What is needed
Repeat every entry in the listing below, exactly.

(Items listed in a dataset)
--- --- ---

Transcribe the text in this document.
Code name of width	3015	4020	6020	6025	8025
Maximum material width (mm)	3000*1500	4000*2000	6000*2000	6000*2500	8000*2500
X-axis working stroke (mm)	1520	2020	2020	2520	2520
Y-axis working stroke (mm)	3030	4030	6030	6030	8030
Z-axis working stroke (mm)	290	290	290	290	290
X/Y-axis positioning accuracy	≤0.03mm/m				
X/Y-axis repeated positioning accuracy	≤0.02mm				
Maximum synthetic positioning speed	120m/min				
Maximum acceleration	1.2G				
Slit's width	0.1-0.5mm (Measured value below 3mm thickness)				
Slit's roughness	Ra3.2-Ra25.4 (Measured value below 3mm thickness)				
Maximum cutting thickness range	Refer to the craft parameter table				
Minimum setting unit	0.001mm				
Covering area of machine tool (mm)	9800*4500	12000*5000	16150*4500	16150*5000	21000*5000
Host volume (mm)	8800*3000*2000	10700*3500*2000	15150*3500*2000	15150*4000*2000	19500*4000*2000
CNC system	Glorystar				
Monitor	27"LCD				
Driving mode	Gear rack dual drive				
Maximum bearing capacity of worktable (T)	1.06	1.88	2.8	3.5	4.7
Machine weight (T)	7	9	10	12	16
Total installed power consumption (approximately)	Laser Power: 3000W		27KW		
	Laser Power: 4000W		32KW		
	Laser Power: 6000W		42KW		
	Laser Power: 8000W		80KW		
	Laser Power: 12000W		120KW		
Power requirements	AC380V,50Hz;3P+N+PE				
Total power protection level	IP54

--- --- ---

Result for this exercise
Transcribe the text in this document.
Code name of width	3015	4020	6020	6025	8025
Maximum material width (mm)	3000*1500	4000*2000	6000*2000	6000*2500	8000*2500
X-axis working stroke (mm)	1520	2020	2020	2520	2520
Y-axis working stroke (mm)	3030	4030	6030	6030	8030
Z-axis working stroke (mm)	290	290	290	290	290
X/Y-axis positioning accuracy	≤0.03mm/m				
X/Y-axis repeated positioning accuracy	≤0.02mm				
Maximum synthetic positioning speed	120m/min				
Maximum acceleration	1.2G				
Slit's width	0.1-0.5mm (Measured value below 3mm thickness)				
Slit's roughness	Ra3.2-Ra25.4 (Measured value below 3mm thickness)				
Maximum cutting thickness range	Refer to the craft parameter table				
Minimum setting unit	0.001mm				
Covering area of machine tool (mm)	9800*4500	12000*5000	16150*4500	16150*5000	21000*5000
Host volume (mm)	8800*3000*2000	10700*3500*2000	15150*3500*2000	15150*4000*2000	19500*4000*2000
CNC system	Glorystar				
Monitor	27"LCD				
Driving mode	Gear rack dual drive				
Maximum bearing capacity of worktable (T)	1.06	1.88	2.8	3.5	4.7
Machine weight (T)	7	9	10	12	16
Total installed power consumption (approximately)	Laser Power: 3000W		27KW		
	Laser Power: 4000W		32KW		
	Laser Power: 6000W		42KW		
	Laser Power: 8000W		80KW		
	Laser Power: 12000W		120KW		
Power requirements	AC380V,50Hz;3P+N+PE				
Total power protection level	IP54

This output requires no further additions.